REQUIREMENT >>
Reproduce each line exactly. Skip none.
:: LISTED ENTRIES
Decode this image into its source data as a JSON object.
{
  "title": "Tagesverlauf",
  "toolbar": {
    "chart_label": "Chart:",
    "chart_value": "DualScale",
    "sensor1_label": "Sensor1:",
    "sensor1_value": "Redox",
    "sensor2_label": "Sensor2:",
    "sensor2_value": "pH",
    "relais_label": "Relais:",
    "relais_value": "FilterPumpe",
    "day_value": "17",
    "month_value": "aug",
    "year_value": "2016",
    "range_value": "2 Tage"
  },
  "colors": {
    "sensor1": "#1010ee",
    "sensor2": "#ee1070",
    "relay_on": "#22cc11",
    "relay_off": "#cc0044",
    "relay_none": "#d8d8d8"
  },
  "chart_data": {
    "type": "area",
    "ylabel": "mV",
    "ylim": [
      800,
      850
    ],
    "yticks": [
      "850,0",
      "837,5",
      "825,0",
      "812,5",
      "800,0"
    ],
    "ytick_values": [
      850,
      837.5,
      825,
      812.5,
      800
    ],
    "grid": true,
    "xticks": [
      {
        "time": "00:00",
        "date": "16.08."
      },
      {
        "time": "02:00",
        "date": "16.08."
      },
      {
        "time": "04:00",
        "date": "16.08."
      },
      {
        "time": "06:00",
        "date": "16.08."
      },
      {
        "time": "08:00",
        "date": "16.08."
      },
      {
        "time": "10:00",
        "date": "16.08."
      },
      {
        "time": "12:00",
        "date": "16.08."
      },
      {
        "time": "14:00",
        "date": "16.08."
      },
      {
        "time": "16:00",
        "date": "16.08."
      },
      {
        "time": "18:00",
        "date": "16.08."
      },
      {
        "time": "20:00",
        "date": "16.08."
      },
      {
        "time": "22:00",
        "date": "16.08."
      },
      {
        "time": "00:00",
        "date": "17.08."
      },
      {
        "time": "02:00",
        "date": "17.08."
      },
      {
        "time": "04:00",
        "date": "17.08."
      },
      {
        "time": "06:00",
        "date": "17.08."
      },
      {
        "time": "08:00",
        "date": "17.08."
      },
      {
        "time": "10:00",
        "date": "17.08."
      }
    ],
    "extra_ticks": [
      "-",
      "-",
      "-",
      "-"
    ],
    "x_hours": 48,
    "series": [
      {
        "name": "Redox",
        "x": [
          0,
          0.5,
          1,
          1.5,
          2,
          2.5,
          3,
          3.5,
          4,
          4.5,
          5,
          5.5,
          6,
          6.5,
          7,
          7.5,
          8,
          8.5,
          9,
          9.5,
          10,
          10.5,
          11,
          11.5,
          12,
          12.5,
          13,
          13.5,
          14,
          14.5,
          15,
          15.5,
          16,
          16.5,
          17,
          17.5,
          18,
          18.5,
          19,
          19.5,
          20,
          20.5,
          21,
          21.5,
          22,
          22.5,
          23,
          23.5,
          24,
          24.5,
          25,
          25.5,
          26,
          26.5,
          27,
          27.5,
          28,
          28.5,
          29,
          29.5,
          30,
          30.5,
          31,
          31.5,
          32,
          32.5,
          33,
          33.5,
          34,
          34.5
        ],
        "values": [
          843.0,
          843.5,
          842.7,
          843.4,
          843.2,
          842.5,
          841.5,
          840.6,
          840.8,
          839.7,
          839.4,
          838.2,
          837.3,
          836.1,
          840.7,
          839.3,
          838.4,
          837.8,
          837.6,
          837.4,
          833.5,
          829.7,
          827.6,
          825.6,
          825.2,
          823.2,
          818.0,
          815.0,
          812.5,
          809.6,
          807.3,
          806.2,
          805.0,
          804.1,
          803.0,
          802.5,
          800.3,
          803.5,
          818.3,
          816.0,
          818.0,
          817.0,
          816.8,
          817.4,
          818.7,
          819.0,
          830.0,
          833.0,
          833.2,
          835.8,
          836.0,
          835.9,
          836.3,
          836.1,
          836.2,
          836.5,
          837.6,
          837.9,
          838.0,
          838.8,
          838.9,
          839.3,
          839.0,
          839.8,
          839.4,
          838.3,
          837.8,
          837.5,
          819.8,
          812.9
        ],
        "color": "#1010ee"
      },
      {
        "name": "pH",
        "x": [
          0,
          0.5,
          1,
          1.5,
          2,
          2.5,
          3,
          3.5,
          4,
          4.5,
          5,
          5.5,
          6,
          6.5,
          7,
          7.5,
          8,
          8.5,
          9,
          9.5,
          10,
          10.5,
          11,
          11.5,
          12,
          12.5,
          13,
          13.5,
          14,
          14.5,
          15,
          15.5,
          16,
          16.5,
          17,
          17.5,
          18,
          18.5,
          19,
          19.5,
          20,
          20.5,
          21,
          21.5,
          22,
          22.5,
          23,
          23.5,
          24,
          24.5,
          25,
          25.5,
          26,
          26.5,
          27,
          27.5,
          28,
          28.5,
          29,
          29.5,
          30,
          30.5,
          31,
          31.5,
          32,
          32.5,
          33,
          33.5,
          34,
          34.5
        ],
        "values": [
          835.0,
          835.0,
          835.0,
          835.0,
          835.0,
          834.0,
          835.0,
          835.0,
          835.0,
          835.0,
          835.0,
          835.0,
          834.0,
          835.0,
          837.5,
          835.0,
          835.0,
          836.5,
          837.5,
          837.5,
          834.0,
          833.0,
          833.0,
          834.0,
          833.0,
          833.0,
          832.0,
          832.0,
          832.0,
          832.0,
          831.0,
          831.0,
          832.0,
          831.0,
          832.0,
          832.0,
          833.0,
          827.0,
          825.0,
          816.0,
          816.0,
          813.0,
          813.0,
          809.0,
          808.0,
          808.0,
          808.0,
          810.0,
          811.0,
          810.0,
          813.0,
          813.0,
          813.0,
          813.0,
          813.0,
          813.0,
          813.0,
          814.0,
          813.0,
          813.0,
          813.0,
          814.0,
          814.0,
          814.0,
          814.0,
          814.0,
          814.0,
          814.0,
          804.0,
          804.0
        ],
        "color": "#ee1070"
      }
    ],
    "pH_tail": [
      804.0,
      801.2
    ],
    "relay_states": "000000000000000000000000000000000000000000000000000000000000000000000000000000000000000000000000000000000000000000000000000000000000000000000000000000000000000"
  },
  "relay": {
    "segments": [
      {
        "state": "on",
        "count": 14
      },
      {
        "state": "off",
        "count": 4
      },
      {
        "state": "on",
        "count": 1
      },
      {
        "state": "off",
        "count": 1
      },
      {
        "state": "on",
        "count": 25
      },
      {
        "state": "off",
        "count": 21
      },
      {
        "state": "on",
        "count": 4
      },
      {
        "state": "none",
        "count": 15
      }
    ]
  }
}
::::
THE RESULT >>
Decode this image into its source data as a JSON object.
{
  "title": "Tagesverlauf",
  "toolbar": {
    "chart_label": "Chart:",
    "chart_value": "DualScale",
    "sensor1_label": "Sensor1:",
    "sensor1_value": "Redox",
    "sensor2_label": "Sensor2:",
    "sensor2_value": "pH",
    "relais_label": "Relais:",
    "relais_value": "FilterPumpe",
    "day_value": "17",
    "month_value": "aug",
    "year_value": "2016",
    "range_value": "2 Tage"
  },
  "colors": {
    "sensor1": "#1010ee",
    "sensor2": "#ee1070",
    "relay_on": "#22cc11",
    "relay_off": "#cc0044",
    "relay_none": "#d8d8d8"
  },
  "chart_data": {
    "type": "area",
    "ylabel": "mV",
    "ylim": [
      800,
      850
    ],
    "yticks": [
      "850,0",
      "837,5",
      "825,0",
      "812,5",
      "800,0"
    ],
    "ytick_values": [
      850,
      837.5,
      825,
      812.5,
      800
    ],
    "grid": true,
    "xticks": [
      {
        "time": "00:00",
        "date": "16.08."
      },
      {
        "time": "02:00",
        "date": "16.08."
      },
      {
        "time": "04:00",
        "date": "16.08."
      },
      {
        "time": "06:00",
        "date": "16.08."
      },
      {
        "time": "08:00",
        "date": "16.08."
      },
      {
        "time": "10:00",
        "date": "16.08."
      },
      {
        "time": "12:00",
        "date": "16.08."
      },
      {
        "time": "14:00",
        "date": "16.08."
      },
      {
        "time": "16:00",
        "date": "16.08."
      },
      {
        "time": "18:00",
        "date": "16.08."
      },
      {
        "time": "20:00",
        "date": "16.08."
      },
      {
        "time": "22:00",
        "date": "16.08."
      },
      {
        "time": "00:00",
        "date": "17.08."
      },
      {
        "time": "02:00",
        "date": "17.08."
      },
      {
        "time": "04:00",
        "date": "17.08."
      },
      {
        "time": "06:00",
        "date": "17.08."
      },
      {
        "time": "08:00",
        "date": "17.08."
      },
      {
        "time": "10:00",
        "date": "17.08."
      }
    ],
    "extra_ticks": [
      "-",
      "-",
      "-",
      "-"
    ],
    "x_hours": 48,
    "series": [
      {
        "name": "Redox",
        "x": [
          0,
          0.5,
          1,
          1.5,
          2,
          2.5,
          3,
          3.5,
          4,
          4.5,
          5,
          5.5,
          6,
          6.5,
          7,
          7.5,
          8,
          8.5,
          9,
          9.5,
          10,
          10.5,
          11,
          11.5,
          12,
          12.5,
          13,
          13.5,
          14,
          14.5,
          15,
          15.5,
          16,
          16.5,
          17,
          17.5,
          18,
          18.5,
          19,
          19.5,
          20,
          20.5,
          21,
          21.5,
          22,
          22.5,
          23,
          23.5,
          24,
          24.5,
          25,
          25.5,
          26,
          26.5,
          27,
          27.5,
          28,
          28.5,
          29,
          29.5,
          30,
          30.5,
          31,
          31.5,
          32,
          32.5,
          33,
          33.5,
          34,
          34.5
        ],
        "values": [
          843.0,
          843.5,
          842.7,
          843.4,
          843.2,
          842.5,
          841.5,
          840.6,
          840.8,
          839.7,
          839.4,
          838.2,
          837.3,
          836.1,
          840.7,
          839.3,
          838.4,
          837.8,
          837.6,
          837.4,
          833.5,
          829.7,
          827.6,
          825.6,
          825.2,
          823.2,
          818.0,
          815.0,
          812.5,
          809.6,
          807.3,
          806.2,
          805.0,
          804.1,
          803.0,
          802.5,
          800.3,
          803.5,
          818.3,
          816.0,
          818.0,
          817.0,
          816.8,
          817.4,
          818.7,
          819.0,
          830.0,
          833.0,
          833.2,
          835.8,
          836.0,
          835.9,
          836.3,
          836.1,
          836.2,
          836.5,
          837.6,
          837.9,
          838.0,
          838.8,
          838.9,
          839.3,
          839.0,
          839.8,
          839.4,
          838.3,
          837.8,
          837.5,
          819.8,
          812.9
        ],
        "color": "#1010ee"
      },
      {
        "name": "pH",
        "x": [
          0,
          0.5,
          1,
          1.5,
          2,
          2.5,
          3,
          3.5,
          4,
          4.5,
          5,
          5.5,
          6,
          6.5,
          7,
          7.5,
          8,
          8.5,
          9,
          9.5,
          10,
          10.5,
          11,
          11.5,
          12,
          12.5,
          13,
          13.5,
          14,
          14.5,
          15,
          15.5,
          16,
          16.5,
          17,
          17.5,
          18,
          18.5,
          19,
          19.5,
          20,
          20.5,
          21,
          21.5,
          22,
          22.5,
          23,
          23.5,
          24,
          24.5,
          25,
          25.5,
          26,
          26.5,
          27,
          27.5,
          28,
          28.5,
          29,
          29.5,
          30,
          30.5,
          31,
          31.5,
          32,
          32.5,
          33,
          33.5,
          34,
          34.5
        ],
        "values": [
          835.0,
          835.0,
          835.0,
          835.0,
          835.0,
          834.0,
          835.0,
          835.0,
          835.0,
          835.0,
          835.0,
          835.0,
          834.0,
          835.0,
          837.5,
          835.0,
          835.0,
          836.5,
          837.5,
          837.5,
          834.0,
          833.0,
          833.0,
          834.0,
          833.0,
          833.0,
          832.0,
          832.0,
          832.0,
          832.0,
          831.0,
          831.0,
          832.0,
          831.0,
          832.0,
          832.0,
          833.0,
          827.0,
          825.0,
          816.0,
          816.0,
          813.0,
          813.0,
          809.0,
          808.0,
          808.0,
          808.0,
          810.0,
          811.0,
          810.0,
          813.0,
          813.0,
          813.0,
          813.0,
          813.0,
          813.0,
          813.0,
          814.0,
          813.0,
          813.0,
          813.0,
          814.0,
          814.0,
          814.0,
          814.0,
          814.0,
          814.0,
          814.0,
          804.0,
          804.0
        ],
        "color": "#ee1070"
      }
    ],
    "pH_tail": [
      804.0,
      801.2
    ],
    "relay_states": "000000000000000000000000000000000000000000000000000000000000000000000000000000000000000000000000000000000000000000000000000000000000000000000000000000000000000"
  },
  "relay": {
    "segments": [
      {
        "state": "on",
        "count": 14
      },
      {
        "state": "off",
        "count": 4
      },
      {
        "state": "on",
        "count": 1
      },
      {
        "state": "off",
        "count": 1
      },
      {
        "state": "on",
        "count": 25
      },
      {
        "state": "off",
        "count": 21
      },
      {
        "state": "on",
        "count": 4
      },
      {
        "state": "none",
        "count": 15
      }
    ]
  }
}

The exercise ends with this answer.